Will you write out, word for word, every line from the one with "Give me the" to the final line of the data below, with the pictures left out?

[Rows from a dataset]
+===+

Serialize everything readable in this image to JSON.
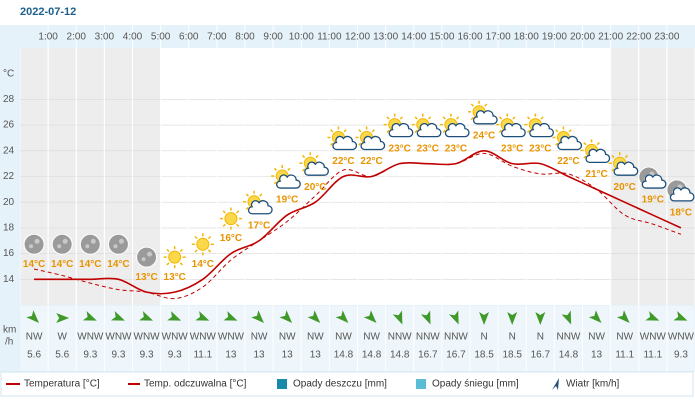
{
  "date": "2022-07-12",
  "chart_data": {
    "type": "line",
    "y_unit": "°C",
    "x": [
      0.5,
      1.5,
      2.5,
      3.5,
      4.5,
      5.5,
      6.5,
      7.5,
      8.5,
      9.5,
      10.5,
      11.5,
      12.5,
      13.5,
      14.5,
      15.5,
      16.5,
      17.5,
      18.5,
      19.5,
      20.5,
      21.5,
      22.5,
      23.5
    ],
    "xlim": [
      0,
      24
    ],
    "xticks": [
      {
        "value": 1,
        "label": "1:00"
      },
      {
        "value": 2,
        "label": "2:00"
      },
      {
        "value": 3,
        "label": "3:00"
      },
      {
        "value": 4,
        "label": "4:00"
      },
      {
        "value": 5,
        "label": "5:00"
      },
      {
        "value": 6,
        "label": "6:00"
      },
      {
        "value": 7,
        "label": "7:00"
      },
      {
        "value": 8,
        "label": "8:00"
      },
      {
        "value": 9,
        "label": "9:00"
      },
      {
        "value": 10,
        "label": "10:00"
      },
      {
        "value": 11,
        "label": "11:00"
      },
      {
        "value": 12,
        "label": "12:00"
      },
      {
        "value": 13,
        "label": "13:00"
      },
      {
        "value": 14,
        "label": "14:00"
      },
      {
        "value": 15,
        "label": "15:00"
      },
      {
        "value": 16,
        "label": "16:00"
      },
      {
        "value": 17,
        "label": "17:00"
      },
      {
        "value": 18,
        "label": "18:00"
      },
      {
        "value": 19,
        "label": "19:00"
      },
      {
        "value": 20,
        "label": "20:00"
      },
      {
        "value": 21,
        "label": "21:00"
      },
      {
        "value": 22,
        "label": "22:00"
      },
      {
        "value": 23,
        "label": "23:00"
      }
    ],
    "ylim": [
      12,
      32
    ],
    "yticks": [
      14,
      16,
      18,
      20,
      22,
      24,
      26,
      28
    ],
    "series": [
      {
        "name": "Temperatura [°C]",
        "color": "#c00000",
        "values": [
          14,
          14,
          14,
          14,
          13,
          13,
          14,
          16,
          17,
          19,
          20,
          22,
          22,
          23,
          23,
          23,
          24,
          23,
          23,
          22,
          21,
          20,
          19,
          18
        ],
        "value_labels": [
          "14°C",
          "14°C",
          "14°C",
          "14°C",
          "13°C",
          "13°C",
          "14°C",
          "16°C",
          "17°C",
          "19°C",
          "20°C",
          "22°C",
          "22°C",
          "23°C",
          "23°C",
          "23°C",
          "24°C",
          "23°C",
          "23°C",
          "22°C",
          "21°C",
          "20°C",
          "19°C",
          "18°C"
        ]
      },
      {
        "name": "Temp. odczuwalna [°C]",
        "color": "#c00000",
        "dashed": true,
        "values": [
          14.8,
          14.3,
          13.7,
          13.2,
          13,
          12.5,
          13.4,
          15.5,
          17,
          18.5,
          20.5,
          22.5,
          22,
          23,
          23,
          23,
          23.8,
          22.8,
          22.2,
          22.2,
          21,
          19,
          18.3,
          17.5
        ]
      }
    ],
    "legend_extra": [
      {
        "name": "Opady deszczu [mm]",
        "color": "#1a88a8"
      },
      {
        "name": "Opady śniegu [mm]",
        "color": "#5bbcd6"
      },
      {
        "name": "Wiatr [km/h]",
        "color": "#2a4f7a"
      }
    ]
  },
  "wind": {
    "unit": [
      "km",
      "/h"
    ],
    "directions": [
      "NW",
      "W",
      "WNW",
      "WNW",
      "WNW",
      "WNW",
      "WNW",
      "WNW",
      "NW",
      "NW",
      "NW",
      "NW",
      "NW",
      "NNW",
      "NNW",
      "NNW",
      "N",
      "N",
      "N",
      "NNW",
      "NW",
      "NW",
      "WNW",
      "WNW"
    ],
    "speeds": [
      5.6,
      5.6,
      9.3,
      9.3,
      9.3,
      9.3,
      11.1,
      13,
      13,
      13,
      13,
      14.8,
      14.8,
      14.8,
      16.7,
      16.7,
      18.5,
      18.5,
      16.7,
      14.8,
      13,
      11.1,
      11.1,
      9.3
    ]
  }
}
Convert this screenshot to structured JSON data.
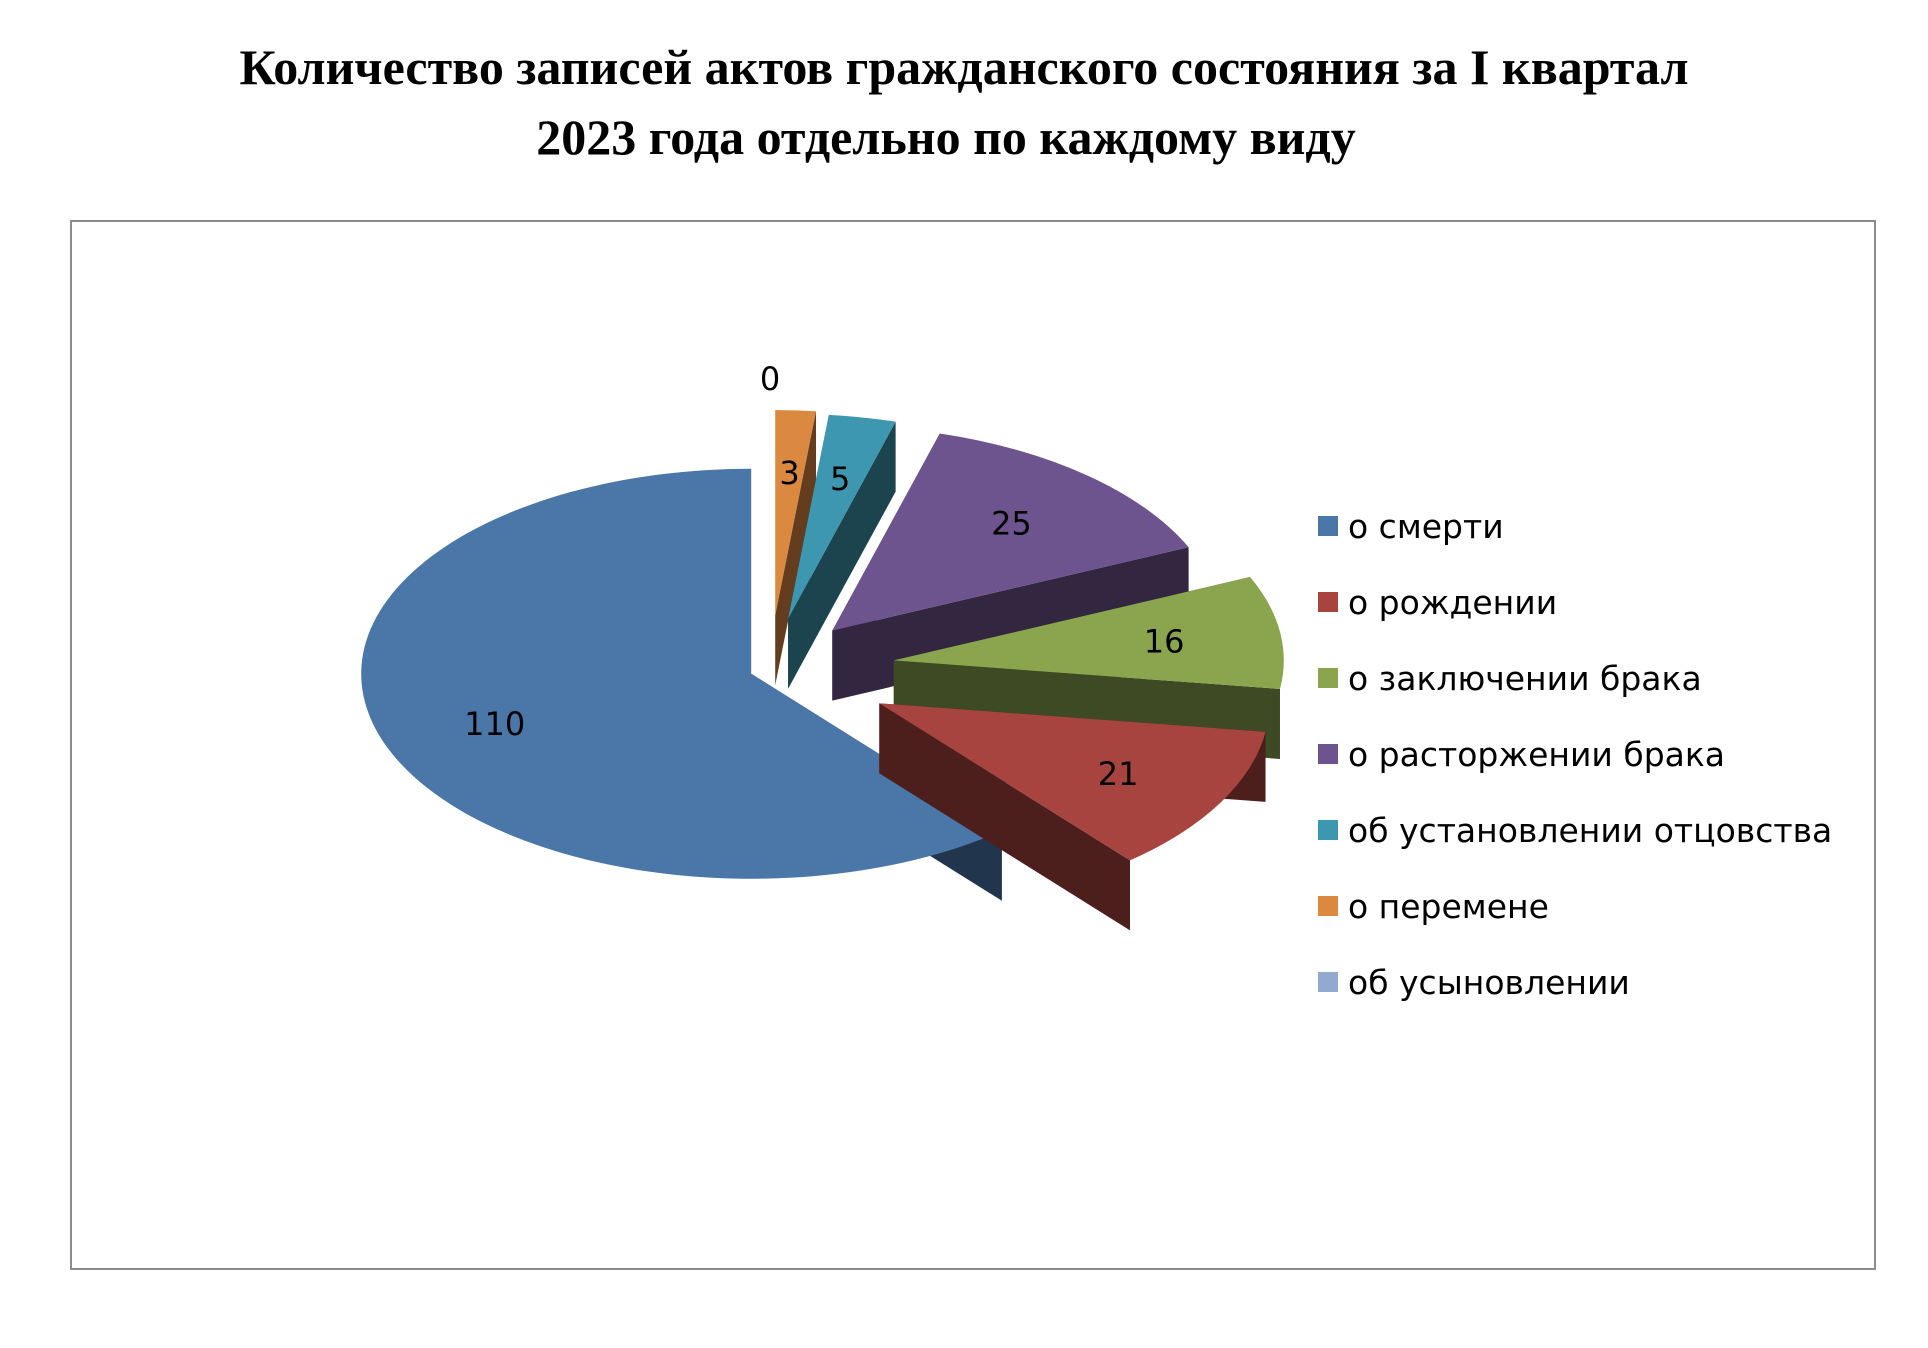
{
  "chart_data": {
    "type": "pie",
    "title": "Количество записей актов гражданского состояния за I квартал 2023 года отдельно по каждому виду",
    "title_lines": [
      "Количество записей актов гражданского состояния за I квартал",
      "2023 года отдельно по каждому виду"
    ],
    "categories": [
      "о смерти",
      "о рождении",
      "о заключении брака",
      "о расторжении брака",
      "об установлении отцовства",
      "о перемене",
      "об усыновлении"
    ],
    "values": [
      110,
      21,
      16,
      25,
      5,
      3,
      0
    ],
    "colors": [
      "#4A76A8",
      "#A84440",
      "#8AA54E",
      "#6E548E",
      "#3E97B0",
      "#DB8840",
      "#93A9D0"
    ],
    "legend_position": "right",
    "style": "3d-exploded"
  }
}
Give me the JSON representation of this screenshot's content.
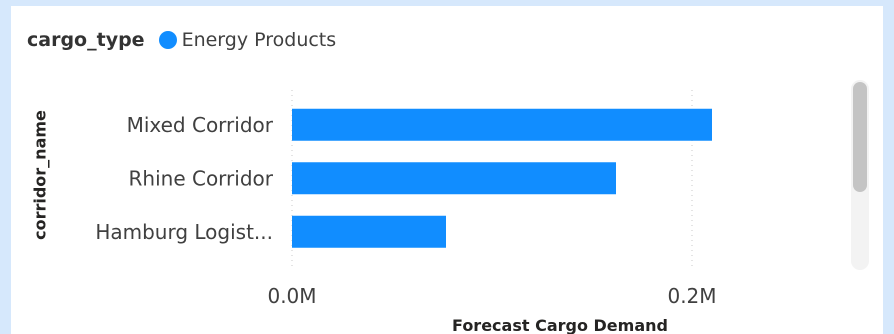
{
  "legend": {
    "title": "cargo_type",
    "items": [
      {
        "label": "Energy Products",
        "color": "#118dff"
      }
    ]
  },
  "chart_data": {
    "type": "bar",
    "orientation": "horizontal",
    "categories": [
      "Mixed Corridor",
      "Rhine Corridor",
      "Hamburg Logist..."
    ],
    "series": [
      {
        "name": "Energy Products",
        "values": [
          0.21,
          0.162,
          0.077
        ],
        "color": "#118dff"
      }
    ],
    "xlabel": "Forecast Cargo Demand",
    "ylabel": "corridor_name",
    "xlim": [
      0,
      0.26
    ],
    "xticks": [
      {
        "value": 0,
        "label": "0.0M"
      },
      {
        "value": 0.2,
        "label": "0.2M"
      }
    ],
    "grid": true,
    "legend_position": "top-left"
  },
  "scrollbar": {
    "orientation": "vertical"
  }
}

+===+

▶ [REPLY TO THE EXERCISE]:
Give me the JSON representation of this screenshot's content.
{
  "legend": {
    "title": "cargo_type",
    "items": [
      {
        "label": "Energy Products",
        "color": "#118dff"
      }
    ]
  },
  "chart_data": {
    "type": "bar",
    "orientation": "horizontal",
    "categories": [
      "Mixed Corridor",
      "Rhine Corridor",
      "Hamburg Logist..."
    ],
    "series": [
      {
        "name": "Energy Products",
        "values": [
          0.21,
          0.162,
          0.077
        ],
        "color": "#118dff"
      }
    ],
    "xlabel": "Forecast Cargo Demand",
    "ylabel": "corridor_name",
    "xlim": [
      0,
      0.26
    ],
    "xticks": [
      {
        "value": 0,
        "label": "0.0M"
      },
      {
        "value": 0.2,
        "label": "0.2M"
      }
    ],
    "grid": true,
    "legend_position": "top-left"
  },
  "scrollbar": {
    "orientation": "vertical"
  }
}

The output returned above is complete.